> _What the task asks_:
Will you output the entries below exactly, skipping every image they contain?

▼▼▼

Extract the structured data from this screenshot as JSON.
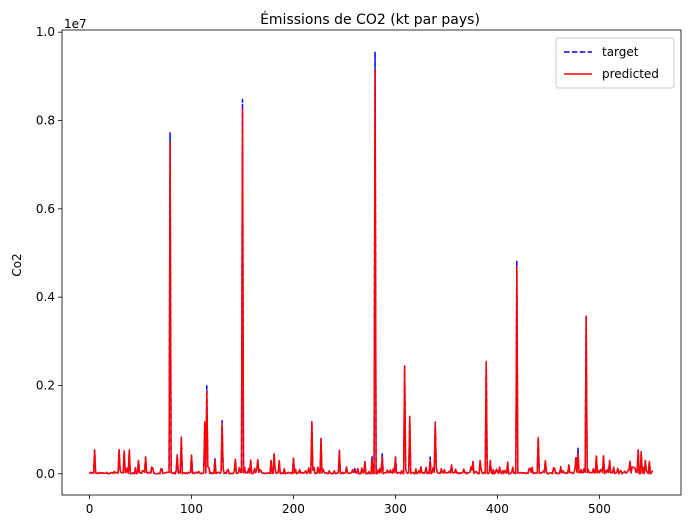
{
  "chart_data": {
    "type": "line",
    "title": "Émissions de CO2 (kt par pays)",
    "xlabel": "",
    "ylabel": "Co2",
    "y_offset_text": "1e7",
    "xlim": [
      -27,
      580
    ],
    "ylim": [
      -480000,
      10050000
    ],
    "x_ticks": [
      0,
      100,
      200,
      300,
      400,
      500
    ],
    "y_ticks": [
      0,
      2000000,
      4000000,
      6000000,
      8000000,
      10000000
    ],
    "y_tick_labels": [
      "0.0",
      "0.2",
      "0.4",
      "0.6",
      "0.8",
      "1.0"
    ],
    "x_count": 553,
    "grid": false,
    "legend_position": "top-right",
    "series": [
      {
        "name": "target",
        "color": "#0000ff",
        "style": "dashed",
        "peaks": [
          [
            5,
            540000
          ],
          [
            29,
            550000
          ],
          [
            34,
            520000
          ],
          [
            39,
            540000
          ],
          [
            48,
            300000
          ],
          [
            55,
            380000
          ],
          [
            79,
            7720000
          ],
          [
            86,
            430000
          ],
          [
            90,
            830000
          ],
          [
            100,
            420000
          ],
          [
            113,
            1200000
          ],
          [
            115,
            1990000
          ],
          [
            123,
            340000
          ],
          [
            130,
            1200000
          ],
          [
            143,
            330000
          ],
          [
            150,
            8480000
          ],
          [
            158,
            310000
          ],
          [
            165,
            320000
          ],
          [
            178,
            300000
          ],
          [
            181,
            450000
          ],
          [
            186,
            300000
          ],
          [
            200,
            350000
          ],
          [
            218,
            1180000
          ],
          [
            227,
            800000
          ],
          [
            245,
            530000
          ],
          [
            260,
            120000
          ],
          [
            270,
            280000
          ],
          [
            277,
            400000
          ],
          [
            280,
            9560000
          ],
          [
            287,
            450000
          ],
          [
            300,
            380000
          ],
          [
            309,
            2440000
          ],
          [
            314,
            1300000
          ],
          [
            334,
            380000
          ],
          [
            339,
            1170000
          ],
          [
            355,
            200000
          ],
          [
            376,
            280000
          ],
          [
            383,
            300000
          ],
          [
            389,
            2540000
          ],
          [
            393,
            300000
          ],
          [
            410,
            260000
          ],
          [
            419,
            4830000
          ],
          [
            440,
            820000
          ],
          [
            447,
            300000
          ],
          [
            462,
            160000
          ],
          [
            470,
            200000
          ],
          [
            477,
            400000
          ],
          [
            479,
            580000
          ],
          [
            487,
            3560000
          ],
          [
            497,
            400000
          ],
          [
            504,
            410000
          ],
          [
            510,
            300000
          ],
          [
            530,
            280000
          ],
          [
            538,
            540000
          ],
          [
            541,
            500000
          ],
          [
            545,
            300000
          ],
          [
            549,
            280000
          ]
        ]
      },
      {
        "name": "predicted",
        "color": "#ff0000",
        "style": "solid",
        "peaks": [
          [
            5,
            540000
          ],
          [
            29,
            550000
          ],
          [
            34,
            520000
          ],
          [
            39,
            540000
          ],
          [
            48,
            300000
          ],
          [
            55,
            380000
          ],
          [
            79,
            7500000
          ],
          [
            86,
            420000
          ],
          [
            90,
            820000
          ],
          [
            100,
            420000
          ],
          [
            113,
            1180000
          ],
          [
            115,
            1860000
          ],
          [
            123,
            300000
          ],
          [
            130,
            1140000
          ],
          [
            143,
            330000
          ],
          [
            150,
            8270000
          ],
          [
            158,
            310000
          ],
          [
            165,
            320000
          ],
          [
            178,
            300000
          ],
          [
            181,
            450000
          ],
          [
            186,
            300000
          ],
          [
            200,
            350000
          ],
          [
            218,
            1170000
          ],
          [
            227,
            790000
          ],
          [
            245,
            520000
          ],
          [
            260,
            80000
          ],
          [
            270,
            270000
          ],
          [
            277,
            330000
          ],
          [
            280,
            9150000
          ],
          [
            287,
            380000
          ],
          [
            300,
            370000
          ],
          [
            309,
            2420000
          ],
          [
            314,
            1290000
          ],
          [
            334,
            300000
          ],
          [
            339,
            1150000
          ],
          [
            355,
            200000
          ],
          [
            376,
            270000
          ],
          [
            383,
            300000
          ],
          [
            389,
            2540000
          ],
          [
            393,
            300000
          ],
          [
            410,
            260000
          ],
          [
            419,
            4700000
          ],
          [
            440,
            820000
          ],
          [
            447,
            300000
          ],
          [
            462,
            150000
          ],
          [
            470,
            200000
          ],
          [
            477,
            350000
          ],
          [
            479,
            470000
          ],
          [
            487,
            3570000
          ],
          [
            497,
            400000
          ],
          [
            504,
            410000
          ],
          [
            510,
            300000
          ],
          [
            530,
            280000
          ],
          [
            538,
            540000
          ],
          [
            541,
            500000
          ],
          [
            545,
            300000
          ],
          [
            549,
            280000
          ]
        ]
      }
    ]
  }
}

▲▲▲

> _The solution_:
Extract the structured data from this screenshot as JSON.
{
  "chart_data": {
    "type": "line",
    "title": "Émissions de CO2 (kt par pays)",
    "xlabel": "",
    "ylabel": "Co2",
    "y_offset_text": "1e7",
    "xlim": [
      -27,
      580
    ],
    "ylim": [
      -480000,
      10050000
    ],
    "x_ticks": [
      0,
      100,
      200,
      300,
      400,
      500
    ],
    "y_ticks": [
      0,
      2000000,
      4000000,
      6000000,
      8000000,
      10000000
    ],
    "y_tick_labels": [
      "0.0",
      "0.2",
      "0.4",
      "0.6",
      "0.8",
      "1.0"
    ],
    "x_count": 553,
    "grid": false,
    "legend_position": "top-right",
    "series": [
      {
        "name": "target",
        "color": "#0000ff",
        "style": "dashed",
        "peaks": [
          [
            5,
            540000
          ],
          [
            29,
            550000
          ],
          [
            34,
            520000
          ],
          [
            39,
            540000
          ],
          [
            48,
            300000
          ],
          [
            55,
            380000
          ],
          [
            79,
            7720000
          ],
          [
            86,
            430000
          ],
          [
            90,
            830000
          ],
          [
            100,
            420000
          ],
          [
            113,
            1200000
          ],
          [
            115,
            1990000
          ],
          [
            123,
            340000
          ],
          [
            130,
            1200000
          ],
          [
            143,
            330000
          ],
          [
            150,
            8480000
          ],
          [
            158,
            310000
          ],
          [
            165,
            320000
          ],
          [
            178,
            300000
          ],
          [
            181,
            450000
          ],
          [
            186,
            300000
          ],
          [
            200,
            350000
          ],
          [
            218,
            1180000
          ],
          [
            227,
            800000
          ],
          [
            245,
            530000
          ],
          [
            260,
            120000
          ],
          [
            270,
            280000
          ],
          [
            277,
            400000
          ],
          [
            280,
            9560000
          ],
          [
            287,
            450000
          ],
          [
            300,
            380000
          ],
          [
            309,
            2440000
          ],
          [
            314,
            1300000
          ],
          [
            334,
            380000
          ],
          [
            339,
            1170000
          ],
          [
            355,
            200000
          ],
          [
            376,
            280000
          ],
          [
            383,
            300000
          ],
          [
            389,
            2540000
          ],
          [
            393,
            300000
          ],
          [
            410,
            260000
          ],
          [
            419,
            4830000
          ],
          [
            440,
            820000
          ],
          [
            447,
            300000
          ],
          [
            462,
            160000
          ],
          [
            470,
            200000
          ],
          [
            477,
            400000
          ],
          [
            479,
            580000
          ],
          [
            487,
            3560000
          ],
          [
            497,
            400000
          ],
          [
            504,
            410000
          ],
          [
            510,
            300000
          ],
          [
            530,
            280000
          ],
          [
            538,
            540000
          ],
          [
            541,
            500000
          ],
          [
            545,
            300000
          ],
          [
            549,
            280000
          ]
        ]
      },
      {
        "name": "predicted",
        "color": "#ff0000",
        "style": "solid",
        "peaks": [
          [
            5,
            540000
          ],
          [
            29,
            550000
          ],
          [
            34,
            520000
          ],
          [
            39,
            540000
          ],
          [
            48,
            300000
          ],
          [
            55,
            380000
          ],
          [
            79,
            7500000
          ],
          [
            86,
            420000
          ],
          [
            90,
            820000
          ],
          [
            100,
            420000
          ],
          [
            113,
            1180000
          ],
          [
            115,
            1860000
          ],
          [
            123,
            300000
          ],
          [
            130,
            1140000
          ],
          [
            143,
            330000
          ],
          [
            150,
            8270000
          ],
          [
            158,
            310000
          ],
          [
            165,
            320000
          ],
          [
            178,
            300000
          ],
          [
            181,
            450000
          ],
          [
            186,
            300000
          ],
          [
            200,
            350000
          ],
          [
            218,
            1170000
          ],
          [
            227,
            790000
          ],
          [
            245,
            520000
          ],
          [
            260,
            80000
          ],
          [
            270,
            270000
          ],
          [
            277,
            330000
          ],
          [
            280,
            9150000
          ],
          [
            287,
            380000
          ],
          [
            300,
            370000
          ],
          [
            309,
            2420000
          ],
          [
            314,
            1290000
          ],
          [
            334,
            300000
          ],
          [
            339,
            1150000
          ],
          [
            355,
            200000
          ],
          [
            376,
            270000
          ],
          [
            383,
            300000
          ],
          [
            389,
            2540000
          ],
          [
            393,
            300000
          ],
          [
            410,
            260000
          ],
          [
            419,
            4700000
          ],
          [
            440,
            820000
          ],
          [
            447,
            300000
          ],
          [
            462,
            150000
          ],
          [
            470,
            200000
          ],
          [
            477,
            350000
          ],
          [
            479,
            470000
          ],
          [
            487,
            3570000
          ],
          [
            497,
            400000
          ],
          [
            504,
            410000
          ],
          [
            510,
            300000
          ],
          [
            530,
            280000
          ],
          [
            538,
            540000
          ],
          [
            541,
            500000
          ],
          [
            545,
            300000
          ],
          [
            549,
            280000
          ]
        ]
      }
    ]
  }
}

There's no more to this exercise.